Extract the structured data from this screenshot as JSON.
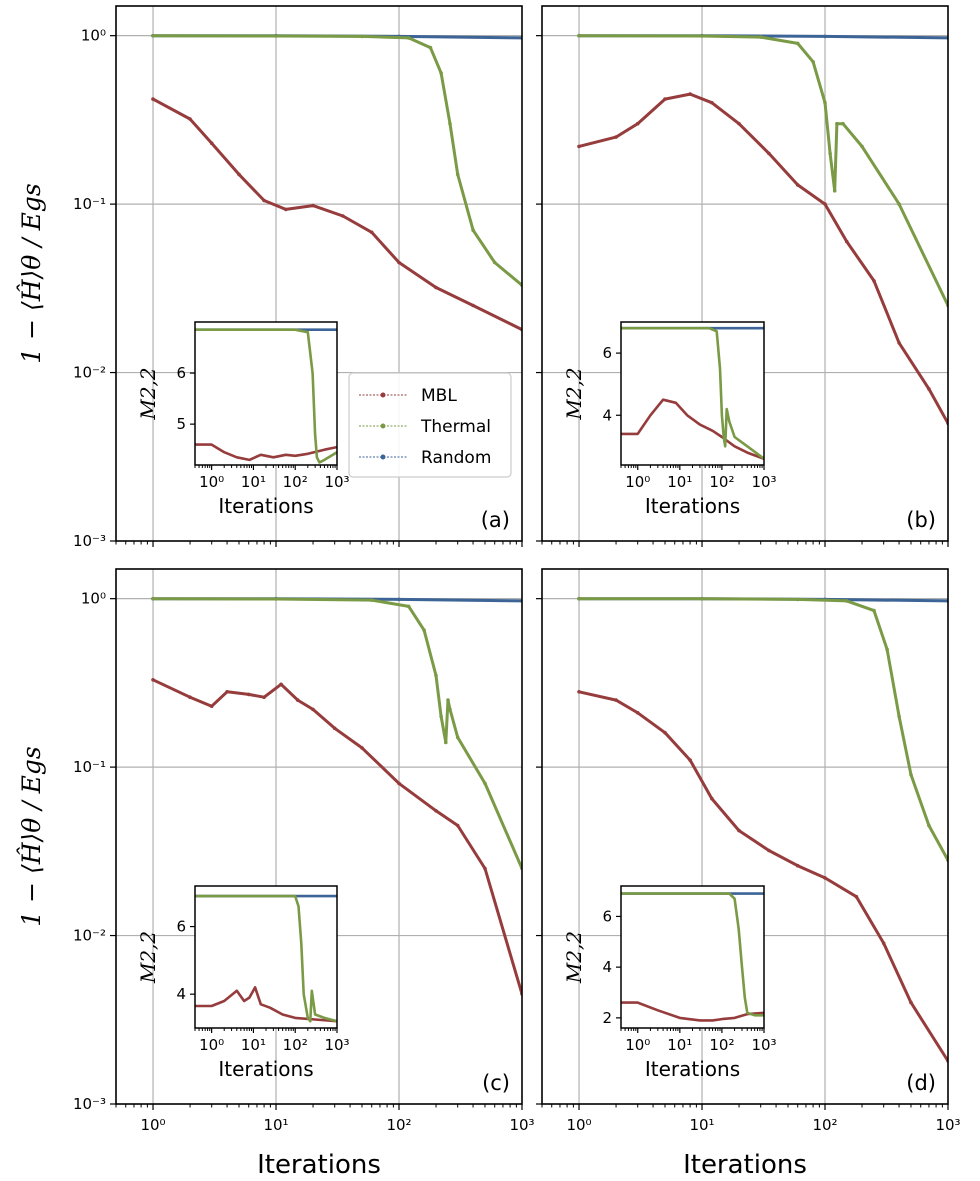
{
  "chart_data": {
    "type": "line",
    "shared": {
      "xlabel": "Iterations",
      "ylabel": "1 − ⟨Ĥ⟩θ / Egs",
      "xscale": "log",
      "yscale": "log",
      "xlim": [
        0.5,
        1000
      ],
      "ylim": [
        0.001,
        1.5
      ],
      "x_ticks": [
        "10⁰",
        "10¹",
        "10²",
        "10³"
      ],
      "y_ticks": [
        "10⁰",
        "10⁻¹",
        "10⁻²",
        "10⁻³"
      ],
      "grid": true,
      "legend": {
        "placement": "inside panel (a), center-right",
        "entries": [
          {
            "name": "MBL",
            "color": "#963c3c",
            "marker": "triangle-down"
          },
          {
            "name": "Thermal",
            "color": "#7a9a46",
            "marker": "diamond"
          },
          {
            "name": "Random",
            "color": "#3d6496",
            "marker": "circle"
          }
        ]
      },
      "inset": {
        "xlabel": "Iterations",
        "ylabel": "M2,2",
        "xscale": "log",
        "xlim": [
          0.4,
          1000
        ],
        "x_ticks": [
          "10⁰",
          "10¹",
          "10²",
          "10³"
        ]
      }
    },
    "panels": [
      {
        "label": "(a)",
        "series": [
          {
            "name": "MBL",
            "x": [
              1,
              2,
              3,
              5,
              8,
              12,
              20,
              35,
              60,
              100,
              200,
              400,
              1000
            ],
            "y": [
              0.42,
              0.32,
              0.23,
              0.15,
              0.105,
              0.093,
              0.098,
              0.085,
              0.068,
              0.045,
              0.032,
              0.025,
              0.018
            ]
          },
          {
            "name": "Thermal",
            "x": [
              1,
              10,
              50,
              120,
              180,
              220,
              260,
              300,
              400,
              600,
              1000
            ],
            "y": [
              1.0,
              0.995,
              0.99,
              0.97,
              0.85,
              0.6,
              0.3,
              0.15,
              0.07,
              0.045,
              0.033
            ]
          },
          {
            "name": "Random",
            "x": [
              1,
              10,
              100,
              1000
            ],
            "y": [
              1.0,
              1.0,
              0.99,
              0.97
            ]
          }
        ],
        "inset": {
          "ylim": [
            4.2,
            7.0
          ],
          "y_ticks": [
            "5",
            "6"
          ],
          "series": [
            {
              "name": "MBL",
              "x": [
                0.4,
                1,
                2,
                4,
                8,
                15,
                30,
                60,
                100,
                200,
                500,
                1000
              ],
              "y": [
                4.6,
                4.6,
                4.45,
                4.35,
                4.3,
                4.4,
                4.35,
                4.4,
                4.38,
                4.42,
                4.5,
                4.55
              ]
            },
            {
              "name": "Thermal",
              "x": [
                0.4,
                100,
                200,
                260,
                300,
                330,
                380,
                500,
                1000
              ],
              "y": [
                6.85,
                6.85,
                6.8,
                6.0,
                4.8,
                4.35,
                4.25,
                4.3,
                4.45
              ]
            },
            {
              "name": "Random",
              "x": [
                0.4,
                1000
              ],
              "y": [
                6.85,
                6.85
              ]
            }
          ]
        }
      },
      {
        "label": "(b)",
        "series": [
          {
            "name": "MBL",
            "x": [
              1,
              2,
              3,
              5,
              8,
              12,
              20,
              35,
              60,
              100,
              150,
              250,
              400,
              700,
              1000
            ],
            "y": [
              0.22,
              0.25,
              0.3,
              0.42,
              0.45,
              0.4,
              0.3,
              0.2,
              0.13,
              0.1,
              0.06,
              0.035,
              0.015,
              0.008,
              0.005
            ]
          },
          {
            "name": "Thermal",
            "x": [
              1,
              10,
              30,
              60,
              80,
              100,
              110,
              120,
              125,
              140,
              200,
              400,
              1000
            ],
            "y": [
              1.0,
              0.995,
              0.98,
              0.9,
              0.7,
              0.4,
              0.2,
              0.12,
              0.3,
              0.3,
              0.22,
              0.1,
              0.025
            ]
          },
          {
            "name": "Random",
            "x": [
              1,
              10,
              100,
              1000
            ],
            "y": [
              1.0,
              1.0,
              0.99,
              0.97
            ]
          }
        ],
        "inset": {
          "ylim": [
            2.4,
            7.0
          ],
          "y_ticks": [
            "4",
            "6"
          ],
          "series": [
            {
              "name": "MBL",
              "x": [
                0.4,
                1,
                2,
                4,
                8,
                15,
                30,
                60,
                100,
                200,
                400,
                1000
              ],
              "y": [
                3.4,
                3.4,
                4.0,
                4.5,
                4.4,
                4.0,
                3.7,
                3.5,
                3.3,
                3.0,
                2.8,
                2.6
              ]
            },
            {
              "name": "Thermal",
              "x": [
                0.4,
                50,
                75,
                90,
                100,
                110,
                120,
                130,
                150,
                200,
                400,
                1000
              ],
              "y": [
                6.8,
                6.8,
                6.7,
                5.5,
                4.0,
                3.3,
                3.0,
                4.2,
                3.8,
                3.3,
                3.0,
                2.6
              ]
            },
            {
              "name": "Random",
              "x": [
                0.4,
                1000
              ],
              "y": [
                6.8,
                6.8
              ]
            }
          ]
        }
      },
      {
        "label": "(c)",
        "series": [
          {
            "name": "MBL",
            "x": [
              1,
              2,
              3,
              4,
              6,
              8,
              11,
              15,
              20,
              30,
              50,
              100,
              200,
              300,
              500,
              1000
            ],
            "y": [
              0.33,
              0.26,
              0.23,
              0.28,
              0.27,
              0.26,
              0.31,
              0.25,
              0.22,
              0.17,
              0.13,
              0.08,
              0.055,
              0.045,
              0.025,
              0.0045
            ]
          },
          {
            "name": "Thermal",
            "x": [
              1,
              10,
              60,
              120,
              160,
              200,
              220,
              240,
              250,
              260,
              300,
              500,
              1000
            ],
            "y": [
              1.0,
              0.995,
              0.98,
              0.9,
              0.65,
              0.35,
              0.2,
              0.14,
              0.25,
              0.22,
              0.15,
              0.08,
              0.025
            ]
          },
          {
            "name": "Random",
            "x": [
              1,
              10,
              100,
              1000
            ],
            "y": [
              1.0,
              1.0,
              0.99,
              0.97
            ]
          }
        ],
        "inset": {
          "ylim": [
            3.0,
            7.2
          ],
          "y_ticks": [
            "4",
            "6"
          ],
          "series": [
            {
              "name": "MBL",
              "x": [
                0.4,
                1,
                2,
                4,
                6,
                8,
                11,
                15,
                25,
                50,
                100,
                300,
                1000
              ],
              "y": [
                3.65,
                3.65,
                3.8,
                4.1,
                3.8,
                3.9,
                4.2,
                3.7,
                3.6,
                3.4,
                3.3,
                3.25,
                3.2
              ]
            },
            {
              "name": "Thermal",
              "x": [
                0.4,
                100,
                120,
                140,
                160,
                200,
                230,
                250,
                300,
                500,
                1000
              ],
              "y": [
                6.9,
                6.9,
                6.6,
                5.5,
                4.0,
                3.3,
                3.2,
                4.1,
                3.4,
                3.3,
                3.2
              ]
            },
            {
              "name": "Random",
              "x": [
                0.4,
                1000
              ],
              "y": [
                6.9,
                6.9
              ]
            }
          ]
        }
      },
      {
        "label": "(d)",
        "series": [
          {
            "name": "MBL",
            "x": [
              1,
              2,
              3,
              5,
              8,
              12,
              20,
              35,
              60,
              100,
              180,
              300,
              500,
              1000
            ],
            "y": [
              0.28,
              0.25,
              0.21,
              0.16,
              0.11,
              0.065,
              0.042,
              0.032,
              0.026,
              0.022,
              0.017,
              0.009,
              0.004,
              0.0018
            ]
          },
          {
            "name": "Thermal",
            "x": [
              1,
              10,
              60,
              150,
              250,
              320,
              400,
              500,
              700,
              1000
            ],
            "y": [
              1.0,
              0.998,
              0.99,
              0.97,
              0.85,
              0.5,
              0.2,
              0.09,
              0.045,
              0.028
            ]
          },
          {
            "name": "Random",
            "x": [
              1,
              10,
              100,
              1000
            ],
            "y": [
              1.0,
              1.0,
              0.99,
              0.97
            ]
          }
        ],
        "inset": {
          "ylim": [
            1.6,
            7.2
          ],
          "y_ticks": [
            "2",
            "4",
            "6"
          ],
          "series": [
            {
              "name": "MBL",
              "x": [
                0.4,
                1,
                3,
                10,
                30,
                60,
                100,
                200,
                400,
                1000
              ],
              "y": [
                2.6,
                2.6,
                2.3,
                2.0,
                1.9,
                1.9,
                1.95,
                2.0,
                2.15,
                2.2
              ]
            },
            {
              "name": "Thermal",
              "x": [
                0.4,
                150,
                200,
                250,
                300,
                350,
                400,
                600,
                1000
              ],
              "y": [
                6.9,
                6.9,
                6.7,
                5.5,
                4.0,
                2.8,
                2.2,
                2.1,
                2.1
              ]
            },
            {
              "name": "Random",
              "x": [
                0.4,
                1000
              ],
              "y": [
                6.9,
                6.9
              ]
            }
          ]
        }
      }
    ]
  }
}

....................

◆ **Stated goal**
Identify the lines above with the word "marker". Copy them.

◆ **Result for this task**
            "marker": "triangle-down"
            "marker": "diamond"
            "marker": "circle"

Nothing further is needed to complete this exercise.